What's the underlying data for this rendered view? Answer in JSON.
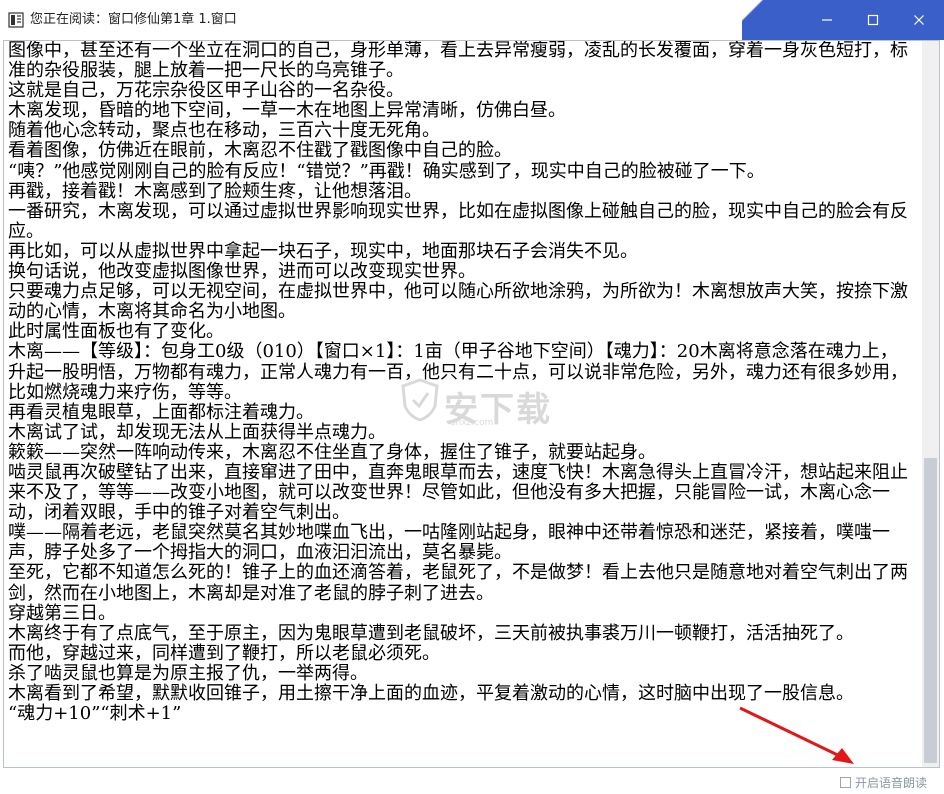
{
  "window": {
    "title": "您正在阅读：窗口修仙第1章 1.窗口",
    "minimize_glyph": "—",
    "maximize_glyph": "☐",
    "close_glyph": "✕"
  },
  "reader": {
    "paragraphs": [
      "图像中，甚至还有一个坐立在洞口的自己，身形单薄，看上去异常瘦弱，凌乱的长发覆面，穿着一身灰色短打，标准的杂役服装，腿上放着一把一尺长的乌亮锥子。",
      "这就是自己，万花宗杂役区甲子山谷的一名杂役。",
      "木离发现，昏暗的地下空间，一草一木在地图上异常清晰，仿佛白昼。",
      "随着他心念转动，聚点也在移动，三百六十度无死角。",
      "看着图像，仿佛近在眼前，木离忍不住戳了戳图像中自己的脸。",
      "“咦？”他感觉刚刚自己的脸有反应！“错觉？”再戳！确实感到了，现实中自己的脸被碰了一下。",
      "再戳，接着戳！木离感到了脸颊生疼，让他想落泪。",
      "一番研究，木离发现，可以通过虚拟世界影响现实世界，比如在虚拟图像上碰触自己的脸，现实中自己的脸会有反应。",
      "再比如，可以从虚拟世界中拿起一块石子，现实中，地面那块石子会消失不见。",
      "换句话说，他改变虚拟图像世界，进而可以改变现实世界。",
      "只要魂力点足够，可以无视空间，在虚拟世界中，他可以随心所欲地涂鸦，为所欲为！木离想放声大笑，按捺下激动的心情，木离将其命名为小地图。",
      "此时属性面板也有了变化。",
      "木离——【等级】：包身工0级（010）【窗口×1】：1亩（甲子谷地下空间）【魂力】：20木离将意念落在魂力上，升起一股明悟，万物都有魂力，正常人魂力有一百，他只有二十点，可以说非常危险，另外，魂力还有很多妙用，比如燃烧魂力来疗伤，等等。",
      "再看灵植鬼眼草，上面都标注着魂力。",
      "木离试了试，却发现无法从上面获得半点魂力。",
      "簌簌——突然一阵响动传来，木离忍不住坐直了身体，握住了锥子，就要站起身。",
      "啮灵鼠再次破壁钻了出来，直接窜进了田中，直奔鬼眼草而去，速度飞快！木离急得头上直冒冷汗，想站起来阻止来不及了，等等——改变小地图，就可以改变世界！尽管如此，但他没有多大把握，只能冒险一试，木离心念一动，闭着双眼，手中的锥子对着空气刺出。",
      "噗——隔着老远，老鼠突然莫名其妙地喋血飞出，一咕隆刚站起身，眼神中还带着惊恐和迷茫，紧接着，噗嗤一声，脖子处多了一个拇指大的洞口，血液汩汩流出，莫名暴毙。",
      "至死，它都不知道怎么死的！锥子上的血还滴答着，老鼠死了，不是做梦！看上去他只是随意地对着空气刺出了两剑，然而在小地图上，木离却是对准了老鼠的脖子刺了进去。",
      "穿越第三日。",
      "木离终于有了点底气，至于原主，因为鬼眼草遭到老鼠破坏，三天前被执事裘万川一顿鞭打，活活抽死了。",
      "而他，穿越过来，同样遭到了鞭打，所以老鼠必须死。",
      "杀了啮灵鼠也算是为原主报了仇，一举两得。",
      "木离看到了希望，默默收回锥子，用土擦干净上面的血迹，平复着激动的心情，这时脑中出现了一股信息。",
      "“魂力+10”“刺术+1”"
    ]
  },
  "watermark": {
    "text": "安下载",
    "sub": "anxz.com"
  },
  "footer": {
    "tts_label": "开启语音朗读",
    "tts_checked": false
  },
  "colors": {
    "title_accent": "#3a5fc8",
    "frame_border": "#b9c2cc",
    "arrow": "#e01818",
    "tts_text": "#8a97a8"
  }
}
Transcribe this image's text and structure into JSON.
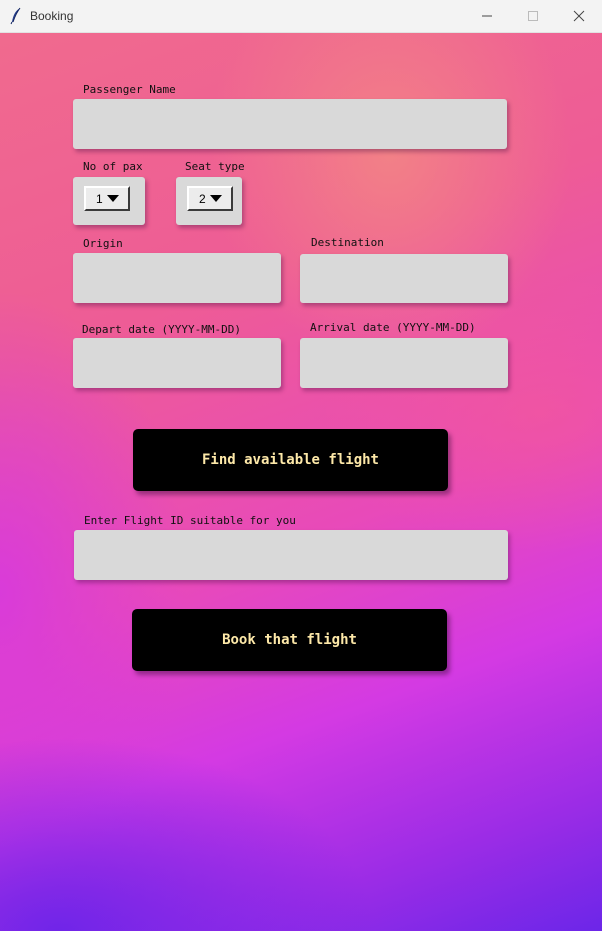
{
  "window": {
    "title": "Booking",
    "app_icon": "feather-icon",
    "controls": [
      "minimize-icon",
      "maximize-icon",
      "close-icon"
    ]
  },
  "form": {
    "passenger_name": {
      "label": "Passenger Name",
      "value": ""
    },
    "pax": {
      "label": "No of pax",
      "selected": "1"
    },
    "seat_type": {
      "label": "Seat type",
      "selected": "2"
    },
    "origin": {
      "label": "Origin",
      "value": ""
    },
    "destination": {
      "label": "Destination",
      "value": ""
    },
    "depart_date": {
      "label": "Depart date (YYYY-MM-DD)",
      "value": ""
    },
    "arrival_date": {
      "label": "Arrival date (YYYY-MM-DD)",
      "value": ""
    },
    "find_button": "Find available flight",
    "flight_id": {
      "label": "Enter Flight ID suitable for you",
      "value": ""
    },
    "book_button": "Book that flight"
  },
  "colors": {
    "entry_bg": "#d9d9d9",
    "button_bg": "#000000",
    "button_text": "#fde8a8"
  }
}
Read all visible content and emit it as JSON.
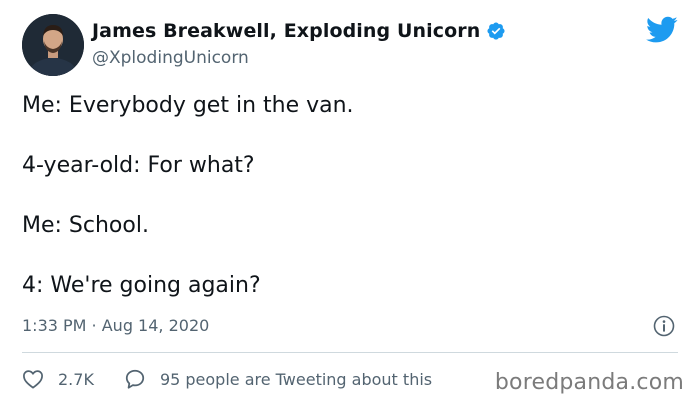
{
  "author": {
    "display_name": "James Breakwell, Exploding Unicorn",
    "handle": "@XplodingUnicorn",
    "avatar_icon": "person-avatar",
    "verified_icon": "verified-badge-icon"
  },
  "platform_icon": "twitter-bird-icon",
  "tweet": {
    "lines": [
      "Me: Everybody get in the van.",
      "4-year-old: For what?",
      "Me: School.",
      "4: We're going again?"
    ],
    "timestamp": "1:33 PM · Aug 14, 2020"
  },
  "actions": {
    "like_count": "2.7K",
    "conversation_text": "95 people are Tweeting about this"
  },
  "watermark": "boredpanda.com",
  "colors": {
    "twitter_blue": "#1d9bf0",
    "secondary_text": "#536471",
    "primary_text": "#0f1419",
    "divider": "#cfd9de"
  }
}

════════════════

■ **TASK DIRECTIONS**
Give back all entries exactly. No pictures belong in the copy.

■ **SOLVED EXERCISE**
What's the underlying data for this rendered view? Answer in JSON.
{
  "window": {
    "title": "您正在阅读：窗口修仙第1章 1.窗口",
    "minimize_glyph": "—",
    "maximize_glyph": "☐",
    "close_glyph": "✕"
  },
  "reader": {
    "paragraphs": [
      "图像中，甚至还有一个坐立在洞口的自己，身形单薄，看上去异常瘦弱，凌乱的长发覆面，穿着一身灰色短打，标准的杂役服装，腿上放着一把一尺长的乌亮锥子。",
      "这就是自己，万花宗杂役区甲子山谷的一名杂役。",
      "木离发现，昏暗的地下空间，一草一木在地图上异常清晰，仿佛白昼。",
      "随着他心念转动，聚点也在移动，三百六十度无死角。",
      "看着图像，仿佛近在眼前，木离忍不住戳了戳图像中自己的脸。",
      "“咦？”他感觉刚刚自己的脸有反应！“错觉？”再戳！确实感到了，现实中自己的脸被碰了一下。",
      "再戳，接着戳！木离感到了脸颊生疼，让他想落泪。",
      "一番研究，木离发现，可以通过虚拟世界影响现实世界，比如在虚拟图像上碰触自己的脸，现实中自己的脸会有反应。",
      "再比如，可以从虚拟世界中拿起一块石子，现实中，地面那块石子会消失不见。",
      "换句话说，他改变虚拟图像世界，进而可以改变现实世界。",
      "只要魂力点足够，可以无视空间，在虚拟世界中，他可以随心所欲地涂鸦，为所欲为！木离想放声大笑，按捺下激动的心情，木离将其命名为小地图。",
      "此时属性面板也有了变化。",
      "木离——【等级】：包身工0级（010）【窗口×1】：1亩（甲子谷地下空间）【魂力】：20木离将意念落在魂力上，升起一股明悟，万物都有魂力，正常人魂力有一百，他只有二十点，可以说非常危险，另外，魂力还有很多妙用，比如燃烧魂力来疗伤，等等。",
      "再看灵植鬼眼草，上面都标注着魂力。",
      "木离试了试，却发现无法从上面获得半点魂力。",
      "簌簌——突然一阵响动传来，木离忍不住坐直了身体，握住了锥子，就要站起身。",
      "啮灵鼠再次破壁钻了出来，直接窜进了田中，直奔鬼眼草而去，速度飞快！木离急得头上直冒冷汗，想站起来阻止来不及了，等等——改变小地图，就可以改变世界！尽管如此，但他没有多大把握，只能冒险一试，木离心念一动，闭着双眼，手中的锥子对着空气刺出。",
      "噗——隔着老远，老鼠突然莫名其妙地喋血飞出，一咕隆刚站起身，眼神中还带着惊恐和迷茫，紧接着，噗嗤一声，脖子处多了一个拇指大的洞口，血液汩汩流出，莫名暴毙。",
      "至死，它都不知道怎么死的！锥子上的血还滴答着，老鼠死了，不是做梦！看上去他只是随意地对着空气刺出了两剑，然而在小地图上，木离却是对准了老鼠的脖子刺了进去。",
      "穿越第三日。",
      "木离终于有了点底气，至于原主，因为鬼眼草遭到老鼠破坏，三天前被执事裘万川一顿鞭打，活活抽死了。",
      "而他，穿越过来，同样遭到了鞭打，所以老鼠必须死。",
      "杀了啮灵鼠也算是为原主报了仇，一举两得。",
      "木离看到了希望，默默收回锥子，用土擦干净上面的血迹，平复着激动的心情，这时脑中出现了一股信息。",
      "“魂力+10”“刺术+1”"
    ]
  },
  "watermark": {
    "text": "安下载",
    "sub": "anxz.com"
  },
  "footer": {
    "tts_label": "开启语音朗读",
    "tts_checked": false
  },
  "colors": {
    "title_accent": "#3a5fc8",
    "frame_border": "#b9c2cc",
    "arrow": "#e01818",
    "tts_text": "#8a97a8"
  }
}
Transcribe this image's text and structure into JSON.
{
  "window": {
    "title": "Booking",
    "app_icon": "feather-icon",
    "controls": [
      "minimize-icon",
      "maximize-icon",
      "close-icon"
    ]
  },
  "form": {
    "passenger_name": {
      "label": "Passenger Name",
      "value": ""
    },
    "pax": {
      "label": "No of pax",
      "selected": "1"
    },
    "seat_type": {
      "label": "Seat type",
      "selected": "2"
    },
    "origin": {
      "label": "Origin",
      "value": ""
    },
    "destination": {
      "label": "Destination",
      "value": ""
    },
    "depart_date": {
      "label": "Depart date (YYYY-MM-DD)",
      "value": ""
    },
    "arrival_date": {
      "label": "Arrival date (YYYY-MM-DD)",
      "value": ""
    },
    "find_button": "Find available flight",
    "flight_id": {
      "label": "Enter Flight ID suitable for you",
      "value": ""
    },
    "book_button": "Book that flight"
  },
  "colors": {
    "entry_bg": "#d9d9d9",
    "button_bg": "#000000",
    "button_text": "#fde8a8"
  }
}
Read all visible content and emit it as JSON.
{
  "author": {
    "display_name": "James Breakwell, Exploding Unicorn",
    "handle": "@XplodingUnicorn",
    "avatar_icon": "person-avatar",
    "verified_icon": "verified-badge-icon"
  },
  "platform_icon": "twitter-bird-icon",
  "tweet": {
    "lines": [
      "Me: Everybody get in the van.",
      "4-year-old: For what?",
      "Me: School.",
      "4: We're going again?"
    ],
    "timestamp": "1:33 PM · Aug 14, 2020"
  },
  "actions": {
    "like_count": "2.7K",
    "conversation_text": "95 people are Tweeting about this"
  },
  "watermark": "boredpanda.com",
  "colors": {
    "twitter_blue": "#1d9bf0",
    "secondary_text": "#536471",
    "primary_text": "#0f1419",
    "divider": "#cfd9de"
  }
}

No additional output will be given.